Objective
Give the number of lines that contain the string "تیرا", and nothing else.
[begin Information shown]
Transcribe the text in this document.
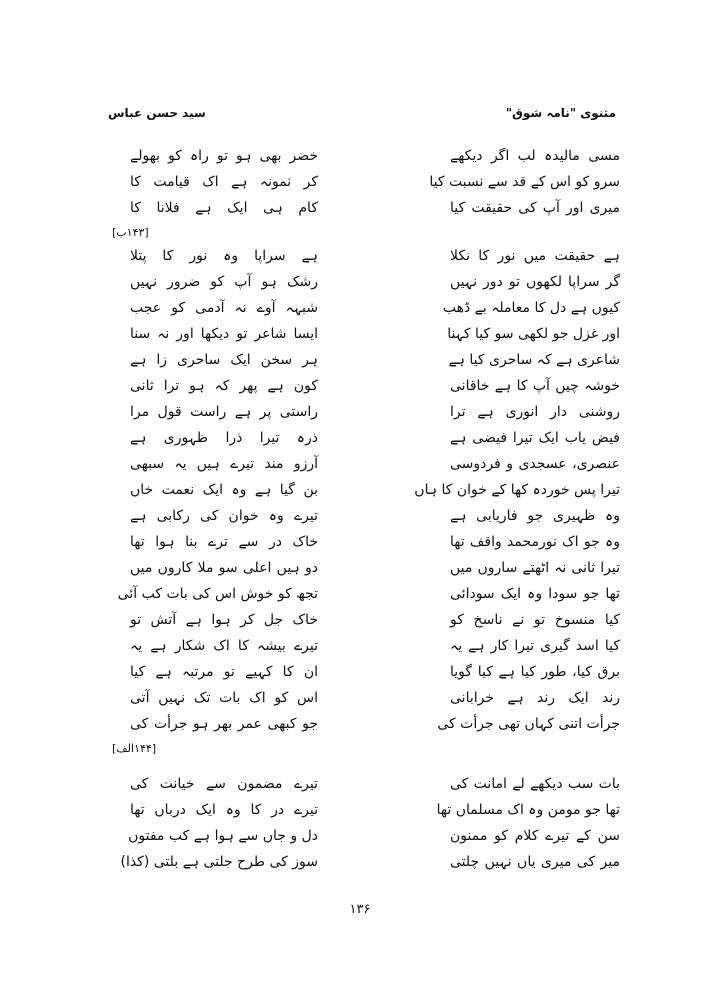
مثنوی "نامہ شوق"
سید حسن عباس
مسی مالیدہ لب اگر دیکھے
خضر بھی ہو تو راہ کو بھولے
سرو کو اس کے قد سے نسبت کیا
کر نمونہ ہے اک قیامت کا
میری اور آپ کی حقیقت کیا
کام ہی ایک ہے فلانا کا
[۱۴۳ب]
ہے حقیقت میں نور کا نکلا
ہے سراپا وہ نور کا پتلا
گر سراپا لکھوں تو دور نہیں
رشک ہو آپ کو ضرور نہیں
کیوں ہے دل کا معاملہ بے ڈھب
شبہہ آوے نہ آدمی کو عجب
اور غزل جو لکھی سو کیا کہنا
ایسا شاعر تو دیکھا اور نہ سنا
شاعری ہے کہ ساحری کیا ہے
ہر سخن ایک ساحری زا ہے
خوشہ چیں آپ کا ہے خاقانی
کون ہے پھر کہ ہو ترا ثانی
روشنی دار انوری ہے ترا
راستی پر ہے راست قول مرا
فیض یاب ایک تیرا فیضی ہے
ذرہ تیرا ذرا ظہوری ہے
عنصری، عسجدی و فردوسی
آرزو مند تیرے ہیں یہ سبھی
تیرا پس خوردہ کھا کے خوان کا ہاں
بن گیا ہے وہ ایک نعمت خاں
وہ ظہیری جو فاریابی ہے
تیرے وہ خوان کی رکابی ہے
وہ جو اک نورمحمد واقف تھا
خاک در سے ترے بنا ہوا تھا
تیرا ثانی نہ اٹھتے ساروں میں
دو ہیں اعلی سو ملا کاروں میں
تھا جو سودا وہ ایک سودائی
تجھ کو خوش اس کی بات کب آئی
کیا منسوخ تو نے ناسخ کو
خاک جل کر ہوا ہے آتش تو
کیا اسد گیری تیرا کار ہے یہ
تیرے بیشہ کا اک شکار ہے یہ
برق کیا، طور کیا ہے کیا گویا
ان کا کہیے تو مرتبہ ہے کیا
رند ایک رند ہے خرابانی
اس کو اک بات تک نہیں آتی
جرأت اتنی کہاں تھی جرأت کی
جو کبھی عمر بھر ہو جرأت کی
[۱۴۴الف]
بات سب دیکھے لے امانت کی
تیرے مضمون سے خیانت کی
تھا جو مومن وہ اک مسلماں تھا
تیرے در کا وہ ایک درباں تھا
سن کے تیرے کلام کو ممنون
دل و جاں سے ہوا ہے کب مفتوں
میر کی میری یاں نہیں چلتی
سوز کی طرح جلتی ہے بلتی (کذا)
۱۳۶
[end Information shown]
Response to this task
5